#### [What you are asked to do]
Single out the lines of the material that contain "Healing" and copy them.
^^^^^^^^
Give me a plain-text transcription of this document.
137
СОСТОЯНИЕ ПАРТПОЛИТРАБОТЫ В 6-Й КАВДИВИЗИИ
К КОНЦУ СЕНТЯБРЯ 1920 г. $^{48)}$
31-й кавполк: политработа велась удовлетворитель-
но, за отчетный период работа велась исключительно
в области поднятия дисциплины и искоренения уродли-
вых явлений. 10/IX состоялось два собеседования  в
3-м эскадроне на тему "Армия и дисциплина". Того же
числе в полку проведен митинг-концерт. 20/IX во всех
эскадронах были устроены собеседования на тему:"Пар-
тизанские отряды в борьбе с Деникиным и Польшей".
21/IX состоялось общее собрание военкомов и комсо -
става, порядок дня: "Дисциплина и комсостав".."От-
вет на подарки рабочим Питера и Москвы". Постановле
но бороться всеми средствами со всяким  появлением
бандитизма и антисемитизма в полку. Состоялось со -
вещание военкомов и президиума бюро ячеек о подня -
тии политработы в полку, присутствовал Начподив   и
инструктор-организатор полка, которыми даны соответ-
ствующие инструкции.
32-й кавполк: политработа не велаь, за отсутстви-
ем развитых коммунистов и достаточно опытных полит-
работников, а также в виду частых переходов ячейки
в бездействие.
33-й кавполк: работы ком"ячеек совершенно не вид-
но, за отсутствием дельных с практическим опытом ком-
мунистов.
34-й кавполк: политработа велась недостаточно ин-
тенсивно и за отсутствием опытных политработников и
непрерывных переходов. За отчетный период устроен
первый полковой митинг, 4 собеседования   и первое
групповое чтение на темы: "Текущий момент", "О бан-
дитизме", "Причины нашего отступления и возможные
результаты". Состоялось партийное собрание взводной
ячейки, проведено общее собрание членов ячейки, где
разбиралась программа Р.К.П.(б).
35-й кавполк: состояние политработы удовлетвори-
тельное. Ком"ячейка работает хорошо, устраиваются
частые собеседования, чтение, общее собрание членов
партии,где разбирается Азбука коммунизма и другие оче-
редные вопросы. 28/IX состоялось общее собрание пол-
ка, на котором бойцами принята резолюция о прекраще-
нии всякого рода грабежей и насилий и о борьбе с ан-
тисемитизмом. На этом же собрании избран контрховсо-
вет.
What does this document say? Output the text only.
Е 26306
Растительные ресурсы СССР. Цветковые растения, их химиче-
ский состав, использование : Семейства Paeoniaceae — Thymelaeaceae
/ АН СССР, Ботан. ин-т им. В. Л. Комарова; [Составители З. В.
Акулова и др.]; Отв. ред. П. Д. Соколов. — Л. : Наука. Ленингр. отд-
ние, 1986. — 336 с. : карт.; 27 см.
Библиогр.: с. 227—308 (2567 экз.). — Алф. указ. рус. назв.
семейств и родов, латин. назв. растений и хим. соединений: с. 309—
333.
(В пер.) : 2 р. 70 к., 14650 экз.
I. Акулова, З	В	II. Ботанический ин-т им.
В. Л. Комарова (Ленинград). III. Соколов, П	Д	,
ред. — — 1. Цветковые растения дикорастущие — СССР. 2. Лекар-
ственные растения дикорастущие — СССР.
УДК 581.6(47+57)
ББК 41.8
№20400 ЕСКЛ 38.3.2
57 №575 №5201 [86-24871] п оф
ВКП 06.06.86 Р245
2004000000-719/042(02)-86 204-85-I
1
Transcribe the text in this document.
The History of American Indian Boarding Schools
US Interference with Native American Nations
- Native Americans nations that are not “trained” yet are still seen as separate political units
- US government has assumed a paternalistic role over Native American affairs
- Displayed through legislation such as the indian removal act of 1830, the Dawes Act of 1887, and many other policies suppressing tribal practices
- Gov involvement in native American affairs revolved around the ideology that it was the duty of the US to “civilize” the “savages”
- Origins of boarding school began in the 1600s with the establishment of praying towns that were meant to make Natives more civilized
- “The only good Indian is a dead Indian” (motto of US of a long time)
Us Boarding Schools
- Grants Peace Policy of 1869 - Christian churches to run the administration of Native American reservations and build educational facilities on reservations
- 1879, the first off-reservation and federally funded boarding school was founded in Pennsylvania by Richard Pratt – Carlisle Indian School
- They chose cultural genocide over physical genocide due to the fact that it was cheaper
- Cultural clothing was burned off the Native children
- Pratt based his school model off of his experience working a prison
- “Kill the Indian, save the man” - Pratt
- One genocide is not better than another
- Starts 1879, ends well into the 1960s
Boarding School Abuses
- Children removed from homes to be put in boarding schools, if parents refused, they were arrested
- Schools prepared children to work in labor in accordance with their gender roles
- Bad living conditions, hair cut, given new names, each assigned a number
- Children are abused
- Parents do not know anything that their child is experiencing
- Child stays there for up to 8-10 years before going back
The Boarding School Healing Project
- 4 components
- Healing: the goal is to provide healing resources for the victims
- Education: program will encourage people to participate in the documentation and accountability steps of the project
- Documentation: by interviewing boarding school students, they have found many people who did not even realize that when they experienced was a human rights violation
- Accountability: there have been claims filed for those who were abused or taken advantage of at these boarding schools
^^^^^^^^
#### [Full output]
The Boarding School Healing Project
- Healing: the goal is to provide healing resources for the victims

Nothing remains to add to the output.